### WHAT THIS TASK INVOLVES
Pick every line from the data that holds the word "name".

### INPUT FOR THIS TASK
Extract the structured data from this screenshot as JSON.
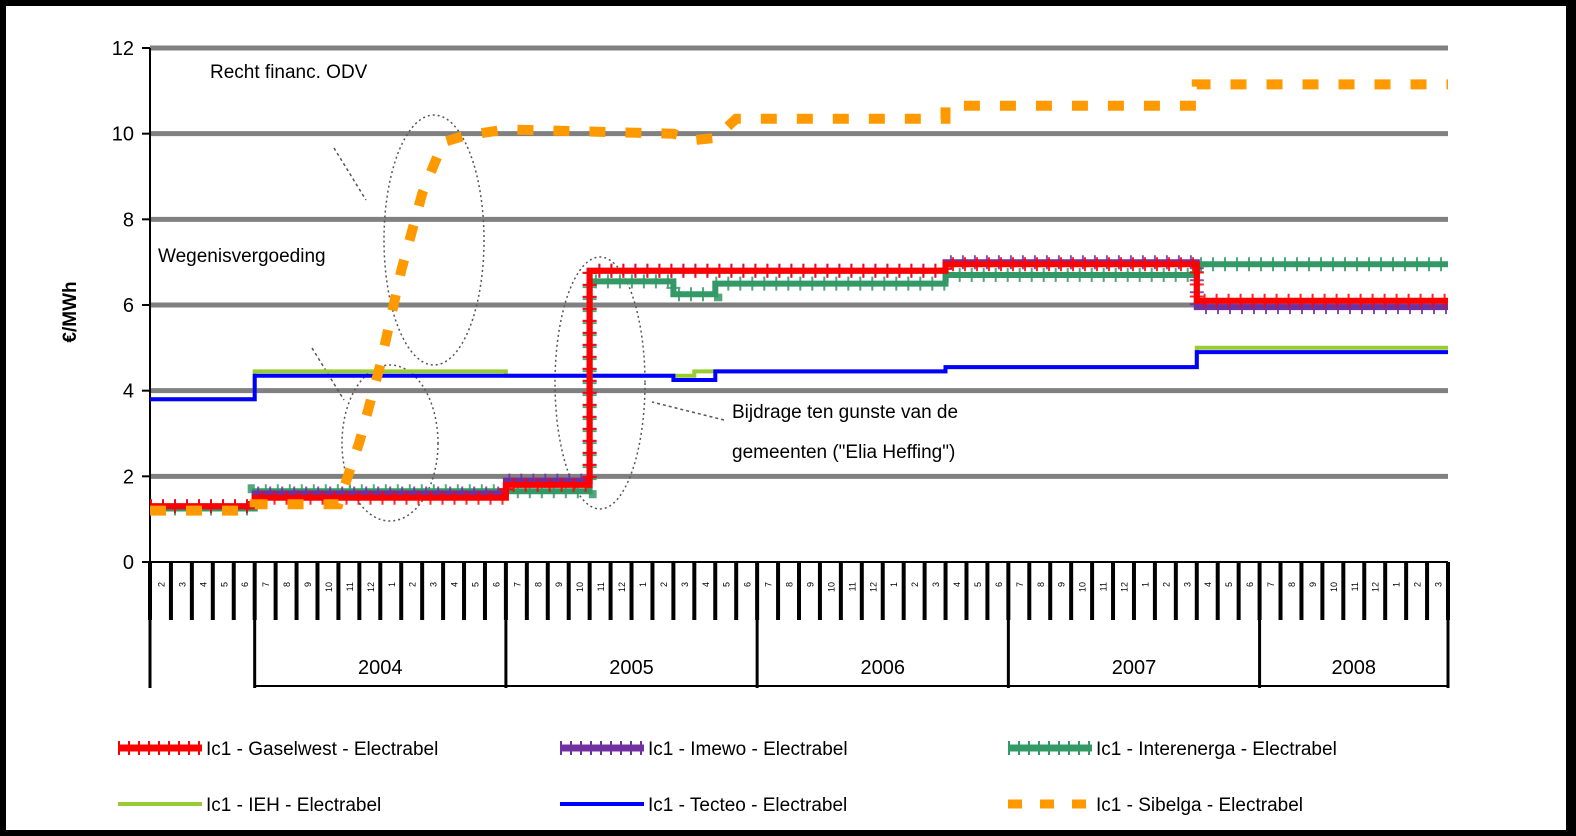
{
  "chart_data": {
    "type": "line",
    "ylabel": "€/MWh",
    "ylim": [
      0,
      12
    ],
    "yticks": [
      0,
      2,
      4,
      6,
      8,
      10,
      12
    ],
    "grid": true,
    "legend_position": "bottom",
    "x_months": 62,
    "year_labels": [
      "2004",
      "2005",
      "2006",
      "2007",
      "2008"
    ],
    "month_tick_labels": [
      "1",
      "2",
      "3",
      "4",
      "5",
      "6",
      "7",
      "8",
      "9",
      "10",
      "11",
      "12"
    ],
    "annotations": [
      "Recht financ. ODV",
      "Wegenisvergoeding",
      "Bijdrage ten gunste van de",
      "gemeenten (\"Elia Heffing\")"
    ],
    "series": [
      {
        "name": "Ic1 - Gaselwest - Electrabel",
        "color": "#ff0000",
        "style": "marker-line",
        "segments": [
          [
            0,
            1.3
          ],
          [
            5,
            1.3
          ],
          [
            5,
            1.5
          ],
          [
            17,
            1.5
          ],
          [
            17,
            1.8
          ],
          [
            21,
            1.8
          ],
          [
            21,
            6.8
          ],
          [
            38,
            6.8
          ],
          [
            38,
            6.95
          ],
          [
            50,
            6.95
          ],
          [
            50,
            6.1
          ],
          [
            62,
            6.1
          ]
        ]
      },
      {
        "name": "Ic1 - Imewo - Electrabel",
        "color": "#7030a0",
        "style": "marker-line",
        "segments": [
          [
            0,
            1.3
          ],
          [
            5,
            1.3
          ],
          [
            5,
            1.6
          ],
          [
            17,
            1.6
          ],
          [
            17,
            1.9
          ],
          [
            21,
            1.9
          ],
          [
            21,
            6.8
          ],
          [
            38,
            6.8
          ],
          [
            38,
            7.0
          ],
          [
            50,
            7.0
          ],
          [
            50,
            5.95
          ],
          [
            62,
            5.95
          ]
        ]
      },
      {
        "name": "Ic1 - Interenerga - Electrabel",
        "color": "#339966",
        "style": "marker-line",
        "segments": [
          [
            0,
            1.25
          ],
          [
            5,
            1.25
          ],
          [
            5,
            1.65
          ],
          [
            17,
            1.65
          ],
          [
            17,
            1.65
          ],
          [
            21,
            1.65
          ],
          [
            21,
            6.55
          ],
          [
            25,
            6.55
          ],
          [
            25,
            6.25
          ],
          [
            27,
            6.25
          ],
          [
            27,
            6.5
          ],
          [
            38,
            6.5
          ],
          [
            38,
            6.7
          ],
          [
            50,
            6.7
          ],
          [
            50,
            6.95
          ],
          [
            62,
            6.95
          ]
        ]
      },
      {
        "name": "Ic1 - IEH - Electrabel",
        "color": "#99cc33",
        "style": "line",
        "segments": [
          [
            0,
            3.8
          ],
          [
            5,
            3.8
          ],
          [
            5,
            4.45
          ],
          [
            17,
            4.45
          ],
          [
            17,
            4.35
          ],
          [
            26,
            4.35
          ],
          [
            26,
            4.45
          ],
          [
            38,
            4.45
          ],
          [
            38,
            4.55
          ],
          [
            50,
            4.55
          ],
          [
            50,
            5.0
          ],
          [
            62,
            5.0
          ]
        ]
      },
      {
        "name": "Ic1 - Tecteo - Electrabel",
        "color": "#0000ff",
        "style": "line",
        "segments": [
          [
            0,
            3.8
          ],
          [
            5,
            3.8
          ],
          [
            5,
            4.35
          ],
          [
            21,
            4.35
          ],
          [
            21,
            4.35
          ],
          [
            25,
            4.35
          ],
          [
            25,
            4.25
          ],
          [
            27,
            4.25
          ],
          [
            27,
            4.45
          ],
          [
            38,
            4.45
          ],
          [
            38,
            4.55
          ],
          [
            50,
            4.55
          ],
          [
            50,
            4.9
          ],
          [
            62,
            4.9
          ]
        ]
      },
      {
        "name": "Ic1 - Sibelga - Electrabel",
        "color": "#ff9900",
        "style": "dash",
        "segments": [
          [
            0,
            1.2
          ],
          [
            5,
            1.2
          ],
          [
            5,
            1.35
          ],
          [
            9,
            1.35
          ],
          [
            10,
            2.8
          ],
          [
            11,
            4.6
          ],
          [
            12,
            6.8
          ],
          [
            13,
            8.6
          ],
          [
            14,
            9.8
          ],
          [
            15,
            9.95
          ],
          [
            17,
            10.1
          ],
          [
            25,
            10.0
          ],
          [
            26,
            9.85
          ],
          [
            27,
            9.9
          ],
          [
            28,
            10.35
          ],
          [
            38,
            10.35
          ],
          [
            38,
            10.65
          ],
          [
            50,
            10.65
          ],
          [
            50,
            11.15
          ],
          [
            62,
            11.15
          ]
        ]
      }
    ]
  }
}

### WRITTEN SOLUTION
        "name": "Ic1 - Gaselwest - Electrabel",
        "name": "Ic1 - Imewo - Electrabel",
        "name": "Ic1 - Interenerga - Electrabel",
        "name": "Ic1 - IEH - Electrabel",
        "name": "Ic1 - Tecteo - Electrabel",
        "name": "Ic1 - Sibelga - Electrabel",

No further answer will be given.